Objective
Copy the material below from its first line through the line containing "- goal-number: 3.: [112, 500, 126, 517]", both included, character for character and with nothing else.
##### Records for this exercise
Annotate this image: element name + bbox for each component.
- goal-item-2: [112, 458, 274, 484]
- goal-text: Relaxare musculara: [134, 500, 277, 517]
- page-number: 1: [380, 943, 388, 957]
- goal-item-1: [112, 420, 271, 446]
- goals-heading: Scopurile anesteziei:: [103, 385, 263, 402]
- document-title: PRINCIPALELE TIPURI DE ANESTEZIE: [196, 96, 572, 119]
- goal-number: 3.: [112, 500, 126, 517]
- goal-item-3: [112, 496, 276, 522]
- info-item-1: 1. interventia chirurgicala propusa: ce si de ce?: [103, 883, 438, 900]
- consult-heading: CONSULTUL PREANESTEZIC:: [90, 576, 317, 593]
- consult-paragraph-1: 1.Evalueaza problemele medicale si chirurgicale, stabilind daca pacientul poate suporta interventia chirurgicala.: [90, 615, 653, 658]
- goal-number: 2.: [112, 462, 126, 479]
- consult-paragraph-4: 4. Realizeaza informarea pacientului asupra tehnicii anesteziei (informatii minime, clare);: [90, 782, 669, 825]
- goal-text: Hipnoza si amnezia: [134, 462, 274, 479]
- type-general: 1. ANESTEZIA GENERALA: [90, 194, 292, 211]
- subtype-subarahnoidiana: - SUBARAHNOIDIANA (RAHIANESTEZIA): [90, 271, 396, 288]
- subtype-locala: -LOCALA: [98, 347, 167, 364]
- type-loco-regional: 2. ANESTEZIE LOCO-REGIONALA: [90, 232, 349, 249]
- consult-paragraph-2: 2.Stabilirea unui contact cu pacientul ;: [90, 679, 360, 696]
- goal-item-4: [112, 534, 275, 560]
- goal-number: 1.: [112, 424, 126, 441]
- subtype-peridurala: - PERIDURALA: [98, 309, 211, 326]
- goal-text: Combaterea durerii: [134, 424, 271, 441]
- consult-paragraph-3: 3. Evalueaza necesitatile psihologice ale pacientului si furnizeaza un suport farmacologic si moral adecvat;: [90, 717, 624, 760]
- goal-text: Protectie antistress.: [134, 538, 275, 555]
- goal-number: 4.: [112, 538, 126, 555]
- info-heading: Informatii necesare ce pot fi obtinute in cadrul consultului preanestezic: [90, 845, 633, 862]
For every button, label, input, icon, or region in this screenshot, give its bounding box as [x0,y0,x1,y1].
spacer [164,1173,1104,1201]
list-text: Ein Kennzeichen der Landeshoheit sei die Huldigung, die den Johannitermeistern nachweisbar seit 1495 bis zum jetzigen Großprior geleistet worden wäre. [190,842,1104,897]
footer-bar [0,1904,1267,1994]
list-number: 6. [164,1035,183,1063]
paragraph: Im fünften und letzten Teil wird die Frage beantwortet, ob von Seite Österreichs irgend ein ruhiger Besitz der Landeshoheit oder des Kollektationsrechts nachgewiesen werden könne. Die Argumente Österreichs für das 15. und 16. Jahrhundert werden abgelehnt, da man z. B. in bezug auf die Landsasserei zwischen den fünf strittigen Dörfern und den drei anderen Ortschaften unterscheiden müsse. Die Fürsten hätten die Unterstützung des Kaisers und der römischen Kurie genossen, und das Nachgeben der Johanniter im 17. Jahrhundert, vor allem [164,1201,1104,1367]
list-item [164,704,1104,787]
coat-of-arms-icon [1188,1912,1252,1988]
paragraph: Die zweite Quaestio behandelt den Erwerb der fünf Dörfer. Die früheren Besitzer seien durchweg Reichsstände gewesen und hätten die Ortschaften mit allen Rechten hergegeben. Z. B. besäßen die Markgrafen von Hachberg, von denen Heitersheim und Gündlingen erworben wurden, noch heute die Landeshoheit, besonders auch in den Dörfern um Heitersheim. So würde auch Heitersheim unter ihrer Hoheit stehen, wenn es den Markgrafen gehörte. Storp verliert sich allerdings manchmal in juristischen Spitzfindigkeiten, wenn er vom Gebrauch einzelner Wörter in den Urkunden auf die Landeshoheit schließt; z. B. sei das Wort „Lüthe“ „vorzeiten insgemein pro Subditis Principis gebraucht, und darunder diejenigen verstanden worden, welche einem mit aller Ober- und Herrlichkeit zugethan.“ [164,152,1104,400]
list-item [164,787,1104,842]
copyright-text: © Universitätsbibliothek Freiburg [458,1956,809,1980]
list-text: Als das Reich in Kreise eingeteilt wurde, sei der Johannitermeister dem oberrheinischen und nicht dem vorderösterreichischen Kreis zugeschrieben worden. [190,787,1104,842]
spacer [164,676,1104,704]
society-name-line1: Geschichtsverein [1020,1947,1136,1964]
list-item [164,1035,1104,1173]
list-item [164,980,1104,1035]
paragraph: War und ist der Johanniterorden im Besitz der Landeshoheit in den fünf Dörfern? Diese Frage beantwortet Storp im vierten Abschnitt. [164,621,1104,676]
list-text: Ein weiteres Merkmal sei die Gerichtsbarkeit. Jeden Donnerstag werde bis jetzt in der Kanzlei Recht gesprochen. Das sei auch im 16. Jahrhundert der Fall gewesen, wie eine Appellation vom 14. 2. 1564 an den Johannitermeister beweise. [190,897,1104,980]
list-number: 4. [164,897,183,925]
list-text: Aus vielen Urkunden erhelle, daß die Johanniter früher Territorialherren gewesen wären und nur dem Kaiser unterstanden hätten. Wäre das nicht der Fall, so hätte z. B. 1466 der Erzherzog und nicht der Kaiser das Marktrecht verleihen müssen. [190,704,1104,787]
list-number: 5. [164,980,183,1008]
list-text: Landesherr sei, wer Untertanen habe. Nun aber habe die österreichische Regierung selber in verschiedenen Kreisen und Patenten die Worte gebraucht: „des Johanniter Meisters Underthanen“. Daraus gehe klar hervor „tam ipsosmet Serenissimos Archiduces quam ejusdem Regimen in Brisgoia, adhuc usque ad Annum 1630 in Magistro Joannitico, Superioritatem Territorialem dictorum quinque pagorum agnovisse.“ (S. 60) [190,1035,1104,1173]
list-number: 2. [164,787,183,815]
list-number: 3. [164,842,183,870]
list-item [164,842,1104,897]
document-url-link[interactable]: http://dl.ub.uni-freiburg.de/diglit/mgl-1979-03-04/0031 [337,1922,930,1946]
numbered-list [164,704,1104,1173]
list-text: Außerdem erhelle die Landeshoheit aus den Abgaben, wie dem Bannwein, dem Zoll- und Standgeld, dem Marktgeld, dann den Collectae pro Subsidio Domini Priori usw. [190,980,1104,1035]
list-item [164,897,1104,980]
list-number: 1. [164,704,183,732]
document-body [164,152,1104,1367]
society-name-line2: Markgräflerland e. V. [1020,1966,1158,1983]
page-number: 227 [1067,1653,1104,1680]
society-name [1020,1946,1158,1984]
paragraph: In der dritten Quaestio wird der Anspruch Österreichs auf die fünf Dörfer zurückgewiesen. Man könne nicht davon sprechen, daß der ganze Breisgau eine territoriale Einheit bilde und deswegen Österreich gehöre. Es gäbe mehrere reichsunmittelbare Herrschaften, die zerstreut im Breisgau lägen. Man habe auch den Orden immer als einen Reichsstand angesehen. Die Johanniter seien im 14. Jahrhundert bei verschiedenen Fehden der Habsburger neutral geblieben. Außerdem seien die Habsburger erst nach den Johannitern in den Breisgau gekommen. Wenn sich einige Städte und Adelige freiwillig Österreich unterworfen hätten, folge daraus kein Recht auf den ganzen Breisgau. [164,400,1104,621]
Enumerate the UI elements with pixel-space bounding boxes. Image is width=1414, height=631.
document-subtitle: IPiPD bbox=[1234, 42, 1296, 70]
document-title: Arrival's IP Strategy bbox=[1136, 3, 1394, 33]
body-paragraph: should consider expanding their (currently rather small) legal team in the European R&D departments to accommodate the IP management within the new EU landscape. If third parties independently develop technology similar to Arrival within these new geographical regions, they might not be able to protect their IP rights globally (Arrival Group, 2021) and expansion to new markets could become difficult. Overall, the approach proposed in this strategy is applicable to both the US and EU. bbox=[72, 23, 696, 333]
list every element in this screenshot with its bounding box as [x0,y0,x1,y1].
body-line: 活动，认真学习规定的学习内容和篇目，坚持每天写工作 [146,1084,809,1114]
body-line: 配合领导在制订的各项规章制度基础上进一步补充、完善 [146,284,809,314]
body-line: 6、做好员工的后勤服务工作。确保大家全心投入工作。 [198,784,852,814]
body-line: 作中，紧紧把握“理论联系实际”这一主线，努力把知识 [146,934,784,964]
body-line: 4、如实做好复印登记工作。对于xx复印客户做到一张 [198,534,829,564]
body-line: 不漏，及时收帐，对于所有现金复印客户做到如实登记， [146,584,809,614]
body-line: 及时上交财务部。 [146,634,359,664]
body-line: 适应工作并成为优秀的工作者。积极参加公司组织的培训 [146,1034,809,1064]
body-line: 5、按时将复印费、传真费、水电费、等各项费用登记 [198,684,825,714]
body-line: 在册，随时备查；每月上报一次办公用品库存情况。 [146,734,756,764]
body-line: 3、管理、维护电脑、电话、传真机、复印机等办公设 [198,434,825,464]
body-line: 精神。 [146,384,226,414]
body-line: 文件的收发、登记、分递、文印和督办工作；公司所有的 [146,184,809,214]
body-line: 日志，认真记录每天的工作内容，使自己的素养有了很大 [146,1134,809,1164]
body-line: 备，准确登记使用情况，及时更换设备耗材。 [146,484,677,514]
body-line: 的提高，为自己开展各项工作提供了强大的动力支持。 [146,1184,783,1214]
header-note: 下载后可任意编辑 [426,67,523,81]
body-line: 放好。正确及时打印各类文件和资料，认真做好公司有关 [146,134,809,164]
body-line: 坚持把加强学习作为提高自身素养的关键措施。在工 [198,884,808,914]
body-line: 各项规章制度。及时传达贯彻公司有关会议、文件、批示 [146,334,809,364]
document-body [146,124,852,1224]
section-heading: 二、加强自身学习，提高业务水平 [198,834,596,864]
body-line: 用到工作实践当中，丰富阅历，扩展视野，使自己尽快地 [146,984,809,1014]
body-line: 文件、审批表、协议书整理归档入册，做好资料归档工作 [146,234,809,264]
##########
Answer for the task
Annotate this image: element name + bbox for each component.
- goal-item-2: [112, 458, 274, 484]
- goal-text: Relaxare musculara: [134, 500, 277, 517]
- page-number: 1: [380, 943, 388, 957]
- goal-item-1: [112, 420, 271, 446]
- goals-heading: Scopurile anesteziei:: [103, 385, 263, 402]
- document-title: PRINCIPALELE TIPURI DE ANESTEZIE: [196, 96, 572, 119]
- goal-number: 3.: [112, 500, 126, 517]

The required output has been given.